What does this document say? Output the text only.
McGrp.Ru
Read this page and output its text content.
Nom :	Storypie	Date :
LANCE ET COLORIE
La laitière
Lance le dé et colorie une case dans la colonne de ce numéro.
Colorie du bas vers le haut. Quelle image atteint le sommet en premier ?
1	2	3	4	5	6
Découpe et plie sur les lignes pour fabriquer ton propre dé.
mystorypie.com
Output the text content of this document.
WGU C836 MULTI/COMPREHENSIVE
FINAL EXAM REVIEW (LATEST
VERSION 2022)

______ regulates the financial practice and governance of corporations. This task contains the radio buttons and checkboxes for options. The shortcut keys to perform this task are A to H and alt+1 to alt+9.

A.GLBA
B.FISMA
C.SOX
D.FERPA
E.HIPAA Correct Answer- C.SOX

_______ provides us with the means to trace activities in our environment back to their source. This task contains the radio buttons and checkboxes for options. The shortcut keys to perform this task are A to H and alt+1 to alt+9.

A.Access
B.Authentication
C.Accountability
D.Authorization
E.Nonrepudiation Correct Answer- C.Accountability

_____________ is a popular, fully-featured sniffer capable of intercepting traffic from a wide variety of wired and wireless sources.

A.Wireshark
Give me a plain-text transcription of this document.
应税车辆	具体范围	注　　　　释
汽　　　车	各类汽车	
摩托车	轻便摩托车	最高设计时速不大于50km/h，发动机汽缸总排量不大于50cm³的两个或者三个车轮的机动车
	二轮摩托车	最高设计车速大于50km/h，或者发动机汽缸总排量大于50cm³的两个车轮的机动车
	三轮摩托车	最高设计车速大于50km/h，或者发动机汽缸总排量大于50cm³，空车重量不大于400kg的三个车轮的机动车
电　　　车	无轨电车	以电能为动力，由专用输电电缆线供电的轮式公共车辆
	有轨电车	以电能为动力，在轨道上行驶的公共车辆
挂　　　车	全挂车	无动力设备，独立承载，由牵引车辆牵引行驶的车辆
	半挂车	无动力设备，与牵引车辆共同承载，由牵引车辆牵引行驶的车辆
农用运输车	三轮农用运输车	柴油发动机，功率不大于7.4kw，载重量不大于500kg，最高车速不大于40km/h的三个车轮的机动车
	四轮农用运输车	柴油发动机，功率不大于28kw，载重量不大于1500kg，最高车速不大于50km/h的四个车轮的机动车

» **Exercise description**
Copy the material above back out, exactly as written.

» **Answer to the exercise**
What does this document say? Output the text only.
McGrp.Ru
Read this page and output its text content.
Nom :	Storypie	Date :
LANCE ET COLORIE
La laitière
Lance le dé et colorie une case dans la colonne de ce numéro.
Colorie du bas vers le haut. Quelle image atteint le sommet en premier ?
1	2	3	4	5	6
Découpe et plie sur les lignes pour fabriquer ton propre dé.
mystorypie.com
Output the text content of this document.
WGU C836 MULTI/COMPREHENSIVE
FINAL EXAM REVIEW (LATEST
VERSION 2022)

______ regulates the financial practice and governance of corporations. This task contains the radio buttons and checkboxes for options. The shortcut keys to perform this task are A to H and alt+1 to alt+9.

A.GLBA
B.FISMA
C.SOX
D.FERPA
E.HIPAA Correct Answer- C.SOX

_______ provides us with the means to trace activities in our environment back to their source. This task contains the radio buttons and checkboxes for options. The shortcut keys to perform this task are A to H and alt+1 to alt+9.

A.Access
B.Authentication
C.Accountability
D.Authorization
E.Nonrepudiation Correct Answer- C.Accountability

_____________ is a popular, fully-featured sniffer capable of intercepting traffic from a wide variety of wired and wireless sources.

A.Wireshark
Give me a plain-text transcription of this document.
应税车辆	具体范围	注　　　　释
汽　　　车	各类汽车	
摩托车	轻便摩托车	最高设计时速不大于50km/h，发动机汽缸总排量不大于50cm³的两个或者三个车轮的机动车
	二轮摩托车	最高设计车速大于50km/h，或者发动机汽缸总排量大于50cm³的两个车轮的机动车
	三轮摩托车	最高设计车速大于50km/h，或者发动机汽缸总排量大于50cm³，空车重量不大于400kg的三个车轮的机动车
电　　　车	无轨电车	以电能为动力，由专用输电电缆线供电的轮式公共车辆
	有轨电车	以电能为动力，在轨道上行驶的公共车辆
挂　　　车	全挂车	无动力设备，独立承载，由牵引车辆牵引行驶的车辆
	半挂车	无动力设备，与牵引车辆共同承载，由牵引车辆牵引行驶的车辆
农用运输车	三轮农用运输车	柴油发动机，功率不大于7.4kw，载重量不大于500kg，最高车速不大于40km/h的三个车轮的机动车
	四轮农用运输车	柴油发动机，功率不大于28kw，载重量不大于1500kg，最高车速不大于50km/h的四个车轮的机动车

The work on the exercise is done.